__Problem details__. Each line containing the word "After" must be reported.

__Data to process__.
[start]

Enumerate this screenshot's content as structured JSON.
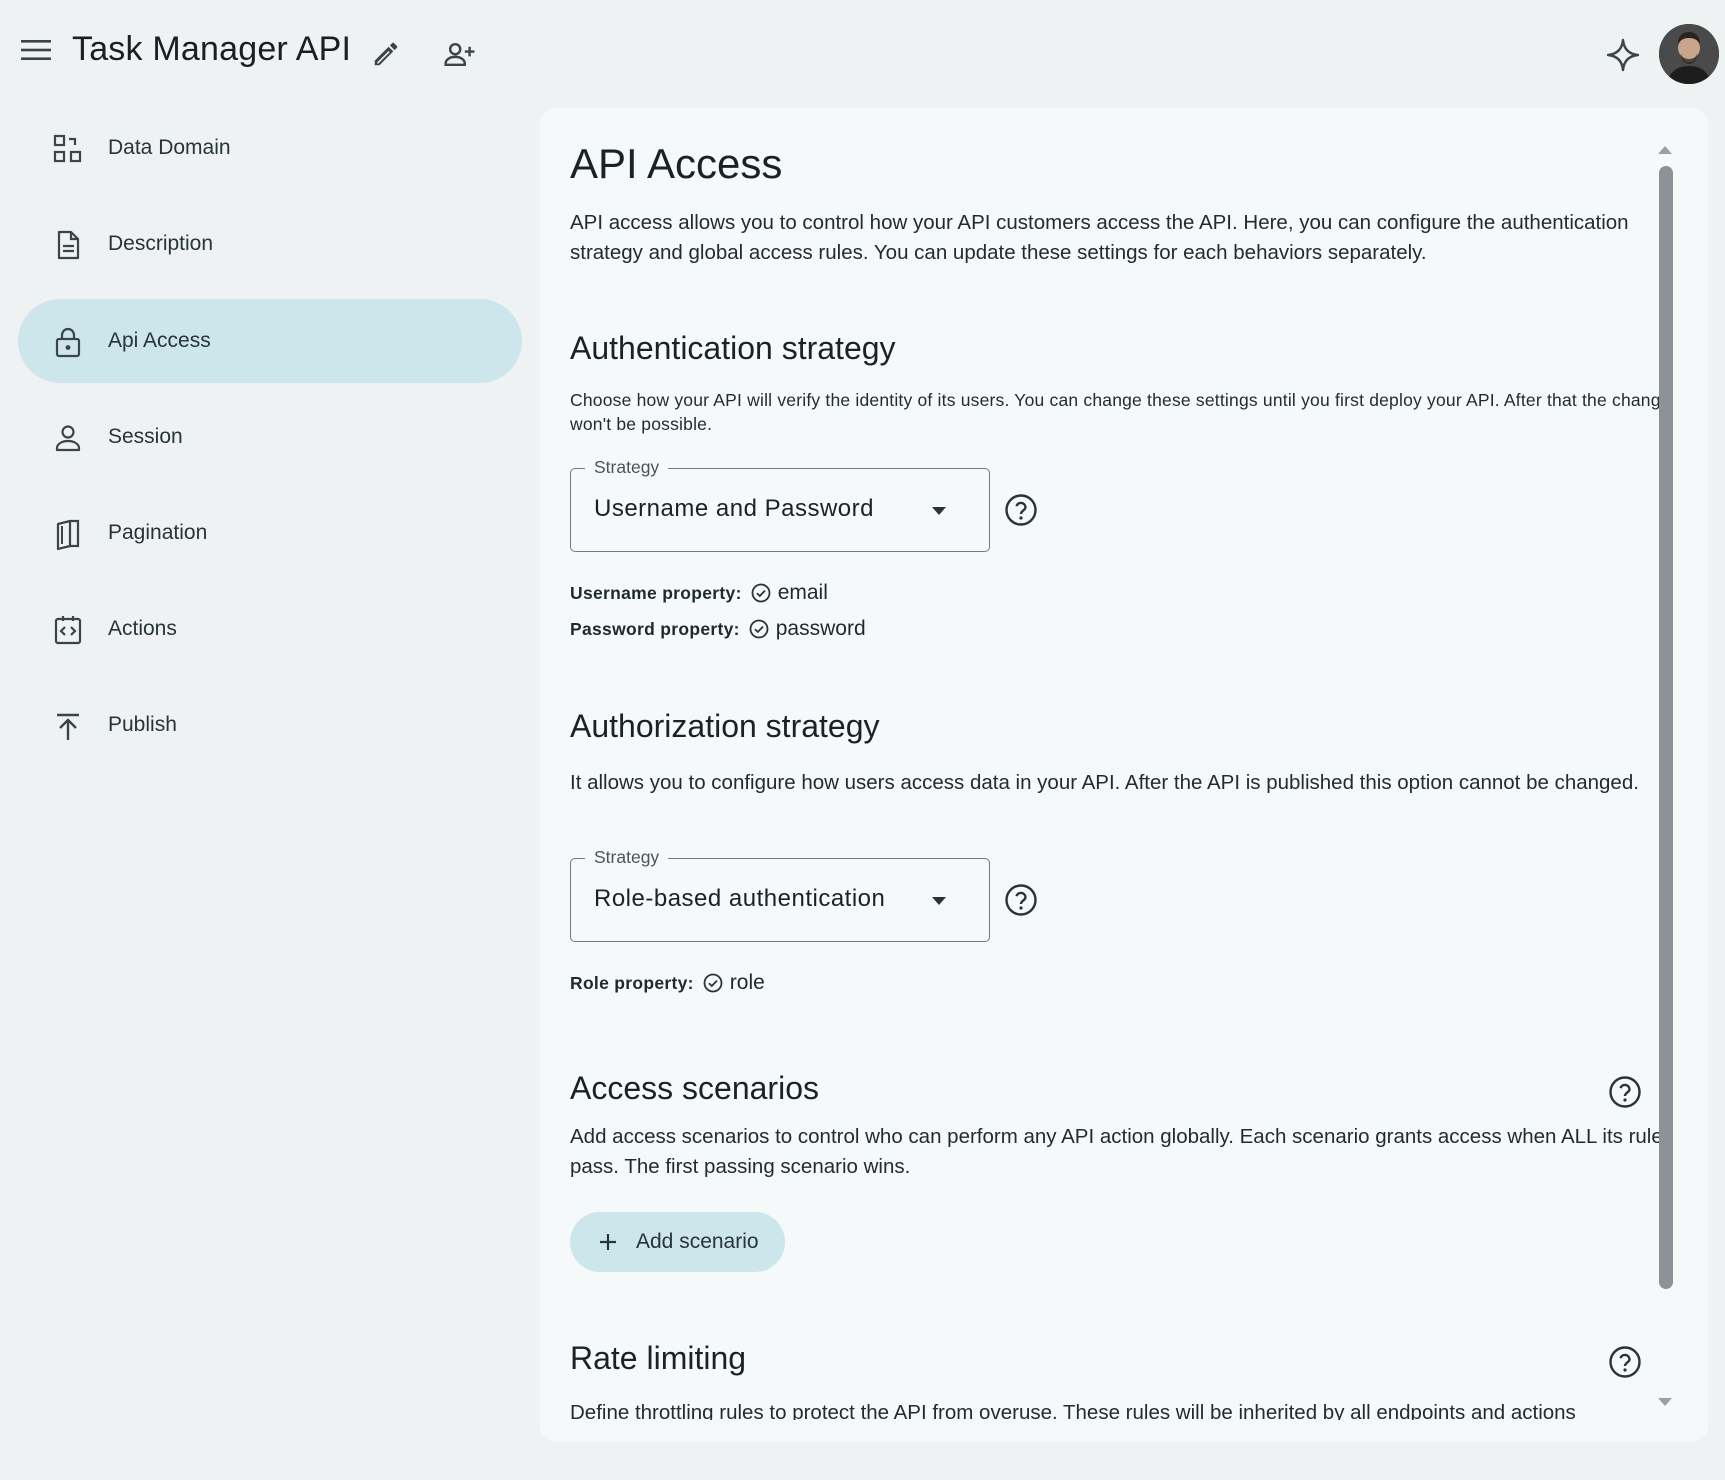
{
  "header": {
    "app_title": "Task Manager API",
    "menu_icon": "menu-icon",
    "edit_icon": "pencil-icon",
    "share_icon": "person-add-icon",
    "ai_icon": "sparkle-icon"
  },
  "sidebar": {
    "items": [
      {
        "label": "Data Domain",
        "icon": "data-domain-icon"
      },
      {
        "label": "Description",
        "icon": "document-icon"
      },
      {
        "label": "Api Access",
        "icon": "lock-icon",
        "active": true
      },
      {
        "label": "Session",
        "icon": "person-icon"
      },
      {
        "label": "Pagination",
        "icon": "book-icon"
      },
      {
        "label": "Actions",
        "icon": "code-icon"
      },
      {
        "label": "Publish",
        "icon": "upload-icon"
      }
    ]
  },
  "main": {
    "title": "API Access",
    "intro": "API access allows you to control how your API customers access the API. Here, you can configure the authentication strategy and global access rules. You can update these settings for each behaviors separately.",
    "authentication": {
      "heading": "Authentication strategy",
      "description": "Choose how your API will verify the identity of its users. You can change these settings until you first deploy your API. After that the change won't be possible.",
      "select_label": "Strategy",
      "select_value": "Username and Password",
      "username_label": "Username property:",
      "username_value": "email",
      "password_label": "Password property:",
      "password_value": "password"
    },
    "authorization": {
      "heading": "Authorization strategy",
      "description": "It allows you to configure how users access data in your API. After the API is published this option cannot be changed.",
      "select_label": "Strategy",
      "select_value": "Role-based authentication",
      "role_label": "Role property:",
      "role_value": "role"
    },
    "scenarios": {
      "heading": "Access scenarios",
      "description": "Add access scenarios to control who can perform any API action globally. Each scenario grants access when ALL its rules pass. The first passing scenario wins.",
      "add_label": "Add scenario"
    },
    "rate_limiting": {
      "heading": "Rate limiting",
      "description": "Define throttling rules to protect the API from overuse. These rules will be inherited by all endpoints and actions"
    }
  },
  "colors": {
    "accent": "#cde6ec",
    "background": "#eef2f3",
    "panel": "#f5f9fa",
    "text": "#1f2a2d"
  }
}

[end]

__Task output__.
      "description": "Choose how your API will verify the identity of its users. You can change these settings until you first deploy your API. After that the change won't be possible.",
      "description": "It allows you to configure how users access data in your API. After the API is published this option cannot be changed.",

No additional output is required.